[Work to do]: Below are entries; tally how many lines hold the string "Championship" and answer with only that figure.

Records from a dataset:
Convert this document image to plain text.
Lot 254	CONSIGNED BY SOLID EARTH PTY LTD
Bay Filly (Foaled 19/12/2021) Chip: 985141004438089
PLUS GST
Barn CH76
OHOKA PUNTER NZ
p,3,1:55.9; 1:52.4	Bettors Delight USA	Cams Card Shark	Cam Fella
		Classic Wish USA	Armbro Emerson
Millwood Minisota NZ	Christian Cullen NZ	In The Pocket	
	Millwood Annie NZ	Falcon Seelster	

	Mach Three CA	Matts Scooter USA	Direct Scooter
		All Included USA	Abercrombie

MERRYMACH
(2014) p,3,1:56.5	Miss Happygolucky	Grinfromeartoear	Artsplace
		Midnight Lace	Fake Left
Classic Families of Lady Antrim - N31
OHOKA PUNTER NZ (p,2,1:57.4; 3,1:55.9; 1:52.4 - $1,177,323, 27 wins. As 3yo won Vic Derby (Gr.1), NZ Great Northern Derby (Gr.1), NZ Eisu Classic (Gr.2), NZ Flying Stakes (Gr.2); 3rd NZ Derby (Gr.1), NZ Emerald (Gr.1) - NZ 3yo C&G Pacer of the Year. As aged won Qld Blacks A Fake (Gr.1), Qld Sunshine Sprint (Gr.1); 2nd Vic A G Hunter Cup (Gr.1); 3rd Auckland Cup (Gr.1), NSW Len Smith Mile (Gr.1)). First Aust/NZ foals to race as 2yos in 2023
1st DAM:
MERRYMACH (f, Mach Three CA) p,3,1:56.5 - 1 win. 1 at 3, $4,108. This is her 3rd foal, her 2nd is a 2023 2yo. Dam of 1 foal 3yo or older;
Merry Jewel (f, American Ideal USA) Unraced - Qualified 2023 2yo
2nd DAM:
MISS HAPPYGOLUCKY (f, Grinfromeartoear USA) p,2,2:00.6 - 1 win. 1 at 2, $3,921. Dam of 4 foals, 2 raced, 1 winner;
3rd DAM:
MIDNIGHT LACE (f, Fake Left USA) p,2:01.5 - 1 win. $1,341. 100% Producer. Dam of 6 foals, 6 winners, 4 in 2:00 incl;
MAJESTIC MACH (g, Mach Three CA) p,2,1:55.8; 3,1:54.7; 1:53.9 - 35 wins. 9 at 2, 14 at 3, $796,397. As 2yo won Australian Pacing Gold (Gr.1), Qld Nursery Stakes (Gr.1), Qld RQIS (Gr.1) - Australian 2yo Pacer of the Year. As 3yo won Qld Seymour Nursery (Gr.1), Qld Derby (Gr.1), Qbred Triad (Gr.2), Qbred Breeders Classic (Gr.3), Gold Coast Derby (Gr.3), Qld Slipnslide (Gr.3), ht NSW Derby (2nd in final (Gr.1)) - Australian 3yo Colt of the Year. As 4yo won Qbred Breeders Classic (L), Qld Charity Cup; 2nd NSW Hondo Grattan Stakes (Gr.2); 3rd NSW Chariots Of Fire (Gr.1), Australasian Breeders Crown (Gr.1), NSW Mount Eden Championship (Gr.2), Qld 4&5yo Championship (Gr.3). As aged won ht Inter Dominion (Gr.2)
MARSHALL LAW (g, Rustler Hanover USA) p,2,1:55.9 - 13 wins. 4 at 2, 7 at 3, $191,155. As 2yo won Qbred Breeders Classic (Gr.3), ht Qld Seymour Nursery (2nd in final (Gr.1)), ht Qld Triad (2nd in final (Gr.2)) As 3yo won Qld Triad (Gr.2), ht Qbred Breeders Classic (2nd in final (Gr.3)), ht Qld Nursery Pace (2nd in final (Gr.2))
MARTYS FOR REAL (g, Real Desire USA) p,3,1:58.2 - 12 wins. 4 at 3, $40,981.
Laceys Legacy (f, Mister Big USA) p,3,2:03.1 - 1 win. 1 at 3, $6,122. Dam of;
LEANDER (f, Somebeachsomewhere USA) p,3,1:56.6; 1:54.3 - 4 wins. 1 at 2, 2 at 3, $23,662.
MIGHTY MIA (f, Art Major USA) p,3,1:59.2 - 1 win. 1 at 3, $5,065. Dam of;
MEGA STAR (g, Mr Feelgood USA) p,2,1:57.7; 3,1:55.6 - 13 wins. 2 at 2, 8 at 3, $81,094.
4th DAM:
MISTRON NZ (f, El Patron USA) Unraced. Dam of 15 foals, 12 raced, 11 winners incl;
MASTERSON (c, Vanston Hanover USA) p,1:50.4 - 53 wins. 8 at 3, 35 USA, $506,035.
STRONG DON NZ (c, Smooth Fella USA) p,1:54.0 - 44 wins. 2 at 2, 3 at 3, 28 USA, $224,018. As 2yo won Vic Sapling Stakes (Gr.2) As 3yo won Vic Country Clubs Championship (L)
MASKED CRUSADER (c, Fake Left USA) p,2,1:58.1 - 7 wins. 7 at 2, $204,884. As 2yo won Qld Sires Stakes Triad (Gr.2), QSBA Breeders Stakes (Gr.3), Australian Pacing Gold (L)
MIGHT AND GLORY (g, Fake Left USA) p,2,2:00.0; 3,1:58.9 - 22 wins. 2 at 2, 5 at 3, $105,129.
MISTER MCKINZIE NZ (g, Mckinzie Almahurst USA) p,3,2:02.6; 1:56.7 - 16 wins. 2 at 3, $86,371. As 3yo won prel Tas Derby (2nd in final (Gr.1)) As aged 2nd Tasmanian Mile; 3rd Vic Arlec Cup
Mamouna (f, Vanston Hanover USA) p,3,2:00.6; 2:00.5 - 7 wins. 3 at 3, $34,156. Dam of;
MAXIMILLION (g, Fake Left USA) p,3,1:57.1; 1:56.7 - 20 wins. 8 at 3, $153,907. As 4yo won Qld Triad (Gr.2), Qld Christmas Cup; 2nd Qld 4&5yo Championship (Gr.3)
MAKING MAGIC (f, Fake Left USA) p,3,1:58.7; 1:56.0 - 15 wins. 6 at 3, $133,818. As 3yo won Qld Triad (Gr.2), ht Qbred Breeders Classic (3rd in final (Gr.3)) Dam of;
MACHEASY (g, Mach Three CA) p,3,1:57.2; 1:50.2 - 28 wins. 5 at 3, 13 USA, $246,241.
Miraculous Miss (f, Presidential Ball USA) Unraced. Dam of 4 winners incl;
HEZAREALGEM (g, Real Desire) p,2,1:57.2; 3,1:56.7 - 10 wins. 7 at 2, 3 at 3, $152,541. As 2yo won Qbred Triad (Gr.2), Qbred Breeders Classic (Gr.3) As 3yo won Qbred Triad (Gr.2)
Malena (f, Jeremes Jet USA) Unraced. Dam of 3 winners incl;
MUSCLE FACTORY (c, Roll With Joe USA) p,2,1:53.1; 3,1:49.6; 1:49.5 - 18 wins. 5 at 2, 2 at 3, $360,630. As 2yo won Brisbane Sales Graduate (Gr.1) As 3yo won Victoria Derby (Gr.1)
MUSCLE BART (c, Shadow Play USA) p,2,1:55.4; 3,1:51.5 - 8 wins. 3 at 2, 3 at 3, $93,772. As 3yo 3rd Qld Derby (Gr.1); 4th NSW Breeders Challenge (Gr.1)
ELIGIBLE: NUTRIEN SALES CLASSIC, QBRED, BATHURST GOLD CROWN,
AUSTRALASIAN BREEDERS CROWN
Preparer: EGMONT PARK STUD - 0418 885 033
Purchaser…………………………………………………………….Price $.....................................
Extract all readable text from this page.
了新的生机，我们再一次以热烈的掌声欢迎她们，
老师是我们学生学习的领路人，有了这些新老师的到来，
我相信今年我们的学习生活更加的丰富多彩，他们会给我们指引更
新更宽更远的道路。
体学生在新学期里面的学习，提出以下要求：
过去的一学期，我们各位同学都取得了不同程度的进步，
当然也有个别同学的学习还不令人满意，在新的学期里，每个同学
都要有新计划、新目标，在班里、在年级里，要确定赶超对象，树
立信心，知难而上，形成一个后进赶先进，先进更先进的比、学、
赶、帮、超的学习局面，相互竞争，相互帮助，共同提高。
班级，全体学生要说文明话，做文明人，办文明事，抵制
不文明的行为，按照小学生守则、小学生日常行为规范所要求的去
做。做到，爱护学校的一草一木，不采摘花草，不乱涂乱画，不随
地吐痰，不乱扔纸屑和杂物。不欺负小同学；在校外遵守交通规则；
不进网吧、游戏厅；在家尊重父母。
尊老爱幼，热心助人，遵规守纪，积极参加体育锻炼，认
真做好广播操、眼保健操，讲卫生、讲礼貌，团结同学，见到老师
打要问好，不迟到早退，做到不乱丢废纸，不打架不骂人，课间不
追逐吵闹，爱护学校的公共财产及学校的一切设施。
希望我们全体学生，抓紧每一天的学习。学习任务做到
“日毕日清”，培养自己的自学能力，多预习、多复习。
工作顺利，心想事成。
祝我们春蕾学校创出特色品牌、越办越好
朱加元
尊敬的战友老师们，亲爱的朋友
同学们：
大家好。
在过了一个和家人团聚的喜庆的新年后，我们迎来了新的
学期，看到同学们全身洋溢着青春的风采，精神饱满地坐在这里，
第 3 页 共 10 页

[Response to the exercise]: 3